Dataset items
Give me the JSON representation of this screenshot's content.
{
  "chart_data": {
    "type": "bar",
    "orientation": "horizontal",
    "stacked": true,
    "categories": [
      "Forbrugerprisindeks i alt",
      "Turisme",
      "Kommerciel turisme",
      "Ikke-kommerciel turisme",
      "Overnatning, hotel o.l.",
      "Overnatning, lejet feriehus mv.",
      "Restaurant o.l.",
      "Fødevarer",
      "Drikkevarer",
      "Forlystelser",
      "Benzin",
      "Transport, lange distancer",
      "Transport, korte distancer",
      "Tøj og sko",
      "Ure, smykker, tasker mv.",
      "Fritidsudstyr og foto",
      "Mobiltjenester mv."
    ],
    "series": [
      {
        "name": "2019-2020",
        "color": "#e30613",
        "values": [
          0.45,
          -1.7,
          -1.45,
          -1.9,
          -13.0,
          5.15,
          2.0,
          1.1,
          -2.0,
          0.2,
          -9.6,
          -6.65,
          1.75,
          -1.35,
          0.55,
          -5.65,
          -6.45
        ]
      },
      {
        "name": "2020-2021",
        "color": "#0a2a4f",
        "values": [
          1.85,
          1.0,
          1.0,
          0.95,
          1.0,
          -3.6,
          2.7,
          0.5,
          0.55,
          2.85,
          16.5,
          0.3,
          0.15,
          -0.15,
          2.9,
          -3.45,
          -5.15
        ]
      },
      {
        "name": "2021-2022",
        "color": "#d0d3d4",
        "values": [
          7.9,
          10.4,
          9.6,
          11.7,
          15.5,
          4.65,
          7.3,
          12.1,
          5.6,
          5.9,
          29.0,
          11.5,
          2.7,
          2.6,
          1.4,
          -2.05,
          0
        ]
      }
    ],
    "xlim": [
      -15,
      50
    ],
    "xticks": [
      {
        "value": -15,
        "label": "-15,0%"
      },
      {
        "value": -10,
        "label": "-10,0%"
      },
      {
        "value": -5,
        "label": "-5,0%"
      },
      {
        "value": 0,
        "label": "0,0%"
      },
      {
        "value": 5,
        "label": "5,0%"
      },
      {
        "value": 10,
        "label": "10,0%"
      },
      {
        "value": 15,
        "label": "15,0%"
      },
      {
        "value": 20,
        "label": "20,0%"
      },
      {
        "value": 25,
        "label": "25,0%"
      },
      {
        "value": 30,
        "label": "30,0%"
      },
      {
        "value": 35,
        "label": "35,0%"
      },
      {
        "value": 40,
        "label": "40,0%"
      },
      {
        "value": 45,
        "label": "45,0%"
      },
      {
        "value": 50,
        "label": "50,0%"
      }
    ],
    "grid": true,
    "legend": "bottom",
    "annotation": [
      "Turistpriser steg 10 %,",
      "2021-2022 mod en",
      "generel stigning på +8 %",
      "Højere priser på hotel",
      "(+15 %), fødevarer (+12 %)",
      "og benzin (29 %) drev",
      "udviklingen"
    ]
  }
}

_What needs to be done_:
Reply with one number only: how many lines of the listing hold "name"?

_Reply_:
3